(Dataset items)

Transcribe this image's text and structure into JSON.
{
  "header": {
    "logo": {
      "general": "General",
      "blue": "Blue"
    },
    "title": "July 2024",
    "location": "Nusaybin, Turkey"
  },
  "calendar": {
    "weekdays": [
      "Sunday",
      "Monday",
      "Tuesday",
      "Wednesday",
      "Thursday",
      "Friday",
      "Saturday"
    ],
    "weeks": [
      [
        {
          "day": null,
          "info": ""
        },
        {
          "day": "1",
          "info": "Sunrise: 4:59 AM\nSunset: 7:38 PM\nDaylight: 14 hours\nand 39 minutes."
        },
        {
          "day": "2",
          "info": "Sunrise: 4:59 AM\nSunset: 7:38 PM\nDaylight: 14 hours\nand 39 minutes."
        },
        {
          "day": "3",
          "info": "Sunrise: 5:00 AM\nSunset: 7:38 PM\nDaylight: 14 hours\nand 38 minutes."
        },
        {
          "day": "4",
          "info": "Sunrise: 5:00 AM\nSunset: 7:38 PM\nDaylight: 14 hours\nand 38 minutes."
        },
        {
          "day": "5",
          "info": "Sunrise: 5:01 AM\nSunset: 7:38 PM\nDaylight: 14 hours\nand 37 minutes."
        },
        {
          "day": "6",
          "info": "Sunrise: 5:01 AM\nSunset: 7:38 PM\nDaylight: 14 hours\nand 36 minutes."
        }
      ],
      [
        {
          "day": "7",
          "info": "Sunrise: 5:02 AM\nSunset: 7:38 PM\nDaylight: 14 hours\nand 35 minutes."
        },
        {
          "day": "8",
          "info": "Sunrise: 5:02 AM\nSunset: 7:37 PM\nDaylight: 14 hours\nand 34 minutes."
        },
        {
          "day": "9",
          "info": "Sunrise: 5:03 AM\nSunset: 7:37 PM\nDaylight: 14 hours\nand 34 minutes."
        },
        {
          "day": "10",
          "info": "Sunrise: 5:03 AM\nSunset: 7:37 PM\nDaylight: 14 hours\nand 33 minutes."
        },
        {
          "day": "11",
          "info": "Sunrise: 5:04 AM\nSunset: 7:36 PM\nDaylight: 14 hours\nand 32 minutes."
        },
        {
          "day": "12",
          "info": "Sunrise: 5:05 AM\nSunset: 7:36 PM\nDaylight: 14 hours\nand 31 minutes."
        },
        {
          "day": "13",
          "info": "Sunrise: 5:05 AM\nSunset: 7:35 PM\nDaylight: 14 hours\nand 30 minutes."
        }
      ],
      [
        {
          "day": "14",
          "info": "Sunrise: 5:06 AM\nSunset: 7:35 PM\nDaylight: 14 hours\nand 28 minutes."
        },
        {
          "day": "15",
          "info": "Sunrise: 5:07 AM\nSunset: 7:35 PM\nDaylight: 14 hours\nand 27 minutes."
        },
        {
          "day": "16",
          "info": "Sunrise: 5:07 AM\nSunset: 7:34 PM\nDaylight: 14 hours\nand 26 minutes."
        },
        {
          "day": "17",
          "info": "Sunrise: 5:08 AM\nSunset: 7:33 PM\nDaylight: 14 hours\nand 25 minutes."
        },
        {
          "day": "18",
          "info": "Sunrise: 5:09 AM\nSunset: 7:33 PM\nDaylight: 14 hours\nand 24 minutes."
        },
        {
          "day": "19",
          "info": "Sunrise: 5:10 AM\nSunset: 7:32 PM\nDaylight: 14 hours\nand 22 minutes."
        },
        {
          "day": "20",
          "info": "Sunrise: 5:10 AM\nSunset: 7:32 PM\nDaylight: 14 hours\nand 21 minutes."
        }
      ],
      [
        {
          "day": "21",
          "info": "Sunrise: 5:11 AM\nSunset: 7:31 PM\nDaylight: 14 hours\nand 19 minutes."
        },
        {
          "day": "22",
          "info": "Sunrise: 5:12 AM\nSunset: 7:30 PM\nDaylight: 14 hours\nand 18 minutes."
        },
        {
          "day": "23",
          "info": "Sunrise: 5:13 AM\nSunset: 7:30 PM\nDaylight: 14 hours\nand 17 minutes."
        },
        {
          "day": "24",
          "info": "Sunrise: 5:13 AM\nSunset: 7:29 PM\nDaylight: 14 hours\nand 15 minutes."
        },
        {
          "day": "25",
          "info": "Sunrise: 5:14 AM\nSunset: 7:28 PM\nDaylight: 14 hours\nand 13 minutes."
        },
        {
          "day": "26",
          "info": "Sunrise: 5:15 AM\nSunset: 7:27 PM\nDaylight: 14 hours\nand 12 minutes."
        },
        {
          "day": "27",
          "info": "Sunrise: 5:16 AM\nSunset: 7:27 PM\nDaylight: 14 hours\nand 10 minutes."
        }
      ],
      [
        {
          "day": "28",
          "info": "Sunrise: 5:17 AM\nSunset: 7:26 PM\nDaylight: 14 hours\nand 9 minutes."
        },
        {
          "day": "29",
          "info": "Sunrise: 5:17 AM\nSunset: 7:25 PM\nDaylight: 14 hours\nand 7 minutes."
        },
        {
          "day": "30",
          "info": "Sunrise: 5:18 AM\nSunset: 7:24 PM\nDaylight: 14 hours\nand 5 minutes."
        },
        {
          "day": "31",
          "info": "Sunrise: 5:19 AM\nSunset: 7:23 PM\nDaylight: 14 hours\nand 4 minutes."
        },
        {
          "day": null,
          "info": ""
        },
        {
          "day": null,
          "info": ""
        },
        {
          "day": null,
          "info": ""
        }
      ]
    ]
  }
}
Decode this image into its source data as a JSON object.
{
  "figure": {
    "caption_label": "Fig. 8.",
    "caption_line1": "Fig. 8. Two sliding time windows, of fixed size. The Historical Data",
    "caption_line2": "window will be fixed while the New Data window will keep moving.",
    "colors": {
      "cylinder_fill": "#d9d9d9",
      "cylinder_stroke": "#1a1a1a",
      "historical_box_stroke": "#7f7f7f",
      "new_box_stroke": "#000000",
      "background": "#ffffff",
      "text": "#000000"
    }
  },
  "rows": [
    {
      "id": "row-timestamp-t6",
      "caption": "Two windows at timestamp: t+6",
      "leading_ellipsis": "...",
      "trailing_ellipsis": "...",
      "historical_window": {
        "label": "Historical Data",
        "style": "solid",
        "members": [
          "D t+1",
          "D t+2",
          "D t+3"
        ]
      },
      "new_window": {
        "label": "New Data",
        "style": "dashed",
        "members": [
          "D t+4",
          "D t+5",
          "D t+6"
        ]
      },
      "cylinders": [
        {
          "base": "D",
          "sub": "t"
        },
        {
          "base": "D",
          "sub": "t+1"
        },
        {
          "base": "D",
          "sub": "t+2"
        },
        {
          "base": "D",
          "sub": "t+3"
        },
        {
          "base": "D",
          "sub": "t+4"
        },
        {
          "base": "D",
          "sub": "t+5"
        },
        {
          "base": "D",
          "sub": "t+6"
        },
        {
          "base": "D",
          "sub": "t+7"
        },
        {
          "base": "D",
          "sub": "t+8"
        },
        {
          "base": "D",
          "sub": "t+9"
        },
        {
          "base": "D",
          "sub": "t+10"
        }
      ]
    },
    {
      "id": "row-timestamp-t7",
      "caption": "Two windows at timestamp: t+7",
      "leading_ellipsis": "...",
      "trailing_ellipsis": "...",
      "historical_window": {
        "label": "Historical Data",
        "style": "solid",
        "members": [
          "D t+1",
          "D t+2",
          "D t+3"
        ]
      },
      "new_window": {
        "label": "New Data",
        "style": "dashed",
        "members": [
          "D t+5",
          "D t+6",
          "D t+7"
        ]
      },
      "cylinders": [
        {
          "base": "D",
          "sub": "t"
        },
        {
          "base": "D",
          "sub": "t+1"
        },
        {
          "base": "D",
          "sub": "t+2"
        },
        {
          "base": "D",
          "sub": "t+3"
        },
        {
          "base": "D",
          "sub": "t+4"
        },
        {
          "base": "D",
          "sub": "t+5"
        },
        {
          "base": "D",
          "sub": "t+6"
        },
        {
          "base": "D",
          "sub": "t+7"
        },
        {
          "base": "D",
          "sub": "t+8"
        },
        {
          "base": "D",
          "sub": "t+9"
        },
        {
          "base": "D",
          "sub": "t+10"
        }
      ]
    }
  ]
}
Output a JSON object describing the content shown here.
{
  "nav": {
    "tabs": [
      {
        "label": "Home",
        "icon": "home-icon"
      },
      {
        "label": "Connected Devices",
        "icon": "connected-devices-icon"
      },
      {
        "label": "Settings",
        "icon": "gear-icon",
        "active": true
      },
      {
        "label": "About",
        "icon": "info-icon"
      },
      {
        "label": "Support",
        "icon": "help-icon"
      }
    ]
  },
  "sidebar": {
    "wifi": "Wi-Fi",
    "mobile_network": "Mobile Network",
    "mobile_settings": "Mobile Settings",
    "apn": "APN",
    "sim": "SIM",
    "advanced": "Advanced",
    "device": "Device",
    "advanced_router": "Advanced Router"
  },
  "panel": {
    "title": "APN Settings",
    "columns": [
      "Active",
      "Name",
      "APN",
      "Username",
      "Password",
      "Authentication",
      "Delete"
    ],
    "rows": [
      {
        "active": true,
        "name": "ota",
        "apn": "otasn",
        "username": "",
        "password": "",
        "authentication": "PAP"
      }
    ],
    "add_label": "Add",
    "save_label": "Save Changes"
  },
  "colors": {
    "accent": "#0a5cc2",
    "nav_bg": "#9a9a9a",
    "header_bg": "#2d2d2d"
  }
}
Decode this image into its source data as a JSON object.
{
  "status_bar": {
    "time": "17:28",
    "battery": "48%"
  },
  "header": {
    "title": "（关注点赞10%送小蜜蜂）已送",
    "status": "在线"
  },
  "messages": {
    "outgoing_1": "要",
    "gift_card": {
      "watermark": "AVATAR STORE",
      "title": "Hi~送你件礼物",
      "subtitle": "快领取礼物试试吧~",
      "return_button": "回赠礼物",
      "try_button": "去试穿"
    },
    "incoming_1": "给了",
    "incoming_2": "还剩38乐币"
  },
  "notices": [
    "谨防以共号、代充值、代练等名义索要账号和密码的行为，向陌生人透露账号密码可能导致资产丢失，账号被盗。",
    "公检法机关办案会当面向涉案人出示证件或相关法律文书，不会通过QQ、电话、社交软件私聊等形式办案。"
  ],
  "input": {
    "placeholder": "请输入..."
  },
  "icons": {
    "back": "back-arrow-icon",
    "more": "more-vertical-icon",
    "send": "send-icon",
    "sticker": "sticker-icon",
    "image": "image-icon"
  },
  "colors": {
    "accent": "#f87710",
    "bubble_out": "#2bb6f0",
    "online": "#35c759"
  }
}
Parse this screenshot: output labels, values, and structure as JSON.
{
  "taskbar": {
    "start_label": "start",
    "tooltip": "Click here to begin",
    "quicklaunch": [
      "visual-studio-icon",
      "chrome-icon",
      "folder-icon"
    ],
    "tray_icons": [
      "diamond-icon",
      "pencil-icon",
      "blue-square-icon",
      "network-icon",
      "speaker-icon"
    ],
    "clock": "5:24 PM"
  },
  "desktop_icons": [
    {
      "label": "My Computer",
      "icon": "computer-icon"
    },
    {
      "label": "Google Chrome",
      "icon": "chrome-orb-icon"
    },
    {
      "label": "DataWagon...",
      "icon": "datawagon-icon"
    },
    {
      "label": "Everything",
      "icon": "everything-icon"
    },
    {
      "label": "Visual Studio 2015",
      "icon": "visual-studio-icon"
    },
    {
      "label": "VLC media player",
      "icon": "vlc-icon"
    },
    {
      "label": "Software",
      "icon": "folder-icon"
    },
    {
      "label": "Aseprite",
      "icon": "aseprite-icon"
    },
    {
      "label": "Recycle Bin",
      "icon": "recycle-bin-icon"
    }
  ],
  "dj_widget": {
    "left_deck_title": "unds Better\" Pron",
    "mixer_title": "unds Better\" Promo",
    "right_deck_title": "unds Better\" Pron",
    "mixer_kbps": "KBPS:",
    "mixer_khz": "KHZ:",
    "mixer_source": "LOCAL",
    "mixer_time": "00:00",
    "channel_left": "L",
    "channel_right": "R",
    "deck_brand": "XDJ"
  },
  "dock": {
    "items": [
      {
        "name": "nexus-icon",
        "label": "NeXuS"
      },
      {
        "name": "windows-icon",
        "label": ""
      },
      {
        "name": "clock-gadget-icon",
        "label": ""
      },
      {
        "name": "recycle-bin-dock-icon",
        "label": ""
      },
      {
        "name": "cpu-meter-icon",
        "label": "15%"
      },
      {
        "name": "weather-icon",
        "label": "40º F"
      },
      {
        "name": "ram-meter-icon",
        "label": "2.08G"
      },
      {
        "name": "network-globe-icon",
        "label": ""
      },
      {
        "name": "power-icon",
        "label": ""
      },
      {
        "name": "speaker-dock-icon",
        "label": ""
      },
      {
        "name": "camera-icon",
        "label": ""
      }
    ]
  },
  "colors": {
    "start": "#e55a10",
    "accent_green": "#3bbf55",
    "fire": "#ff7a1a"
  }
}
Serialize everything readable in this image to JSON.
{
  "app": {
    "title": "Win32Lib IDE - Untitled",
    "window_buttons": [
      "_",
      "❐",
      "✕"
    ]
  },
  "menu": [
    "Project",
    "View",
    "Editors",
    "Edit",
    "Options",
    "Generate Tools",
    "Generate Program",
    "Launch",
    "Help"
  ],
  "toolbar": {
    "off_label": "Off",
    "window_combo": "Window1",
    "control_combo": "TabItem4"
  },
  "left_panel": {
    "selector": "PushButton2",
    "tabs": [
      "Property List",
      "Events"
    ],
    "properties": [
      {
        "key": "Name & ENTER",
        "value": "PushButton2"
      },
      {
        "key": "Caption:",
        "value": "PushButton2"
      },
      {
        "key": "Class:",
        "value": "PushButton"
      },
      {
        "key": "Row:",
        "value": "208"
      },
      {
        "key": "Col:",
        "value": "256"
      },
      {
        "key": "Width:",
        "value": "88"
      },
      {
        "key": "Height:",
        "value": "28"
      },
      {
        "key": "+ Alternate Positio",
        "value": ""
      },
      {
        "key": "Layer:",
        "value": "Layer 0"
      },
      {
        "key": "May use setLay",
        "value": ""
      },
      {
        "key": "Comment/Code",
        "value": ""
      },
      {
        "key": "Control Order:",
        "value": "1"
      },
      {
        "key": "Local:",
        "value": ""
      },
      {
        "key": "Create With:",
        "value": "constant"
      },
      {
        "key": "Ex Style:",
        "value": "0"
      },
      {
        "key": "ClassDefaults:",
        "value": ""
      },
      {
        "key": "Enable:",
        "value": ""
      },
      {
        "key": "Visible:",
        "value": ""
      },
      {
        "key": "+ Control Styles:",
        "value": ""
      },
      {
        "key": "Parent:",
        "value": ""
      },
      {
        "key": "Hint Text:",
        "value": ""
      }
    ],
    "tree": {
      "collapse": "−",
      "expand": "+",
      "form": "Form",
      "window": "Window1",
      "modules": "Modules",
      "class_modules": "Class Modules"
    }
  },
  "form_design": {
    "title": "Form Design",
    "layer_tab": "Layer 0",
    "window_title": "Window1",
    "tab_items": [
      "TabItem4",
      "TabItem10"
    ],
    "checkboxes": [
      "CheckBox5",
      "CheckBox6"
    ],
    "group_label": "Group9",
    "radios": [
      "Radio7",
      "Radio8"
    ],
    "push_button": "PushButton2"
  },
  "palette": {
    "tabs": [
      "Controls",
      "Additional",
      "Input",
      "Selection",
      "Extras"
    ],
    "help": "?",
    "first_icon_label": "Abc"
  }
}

• Brief:
Leave out every line without the string "Better" and copy the rest.

• Output:
    "left_deck_title": "unds Better\" Pron",
    "mixer_title": "unds Better\" Promo",
    "right_deck_title": "unds Better\" Pron",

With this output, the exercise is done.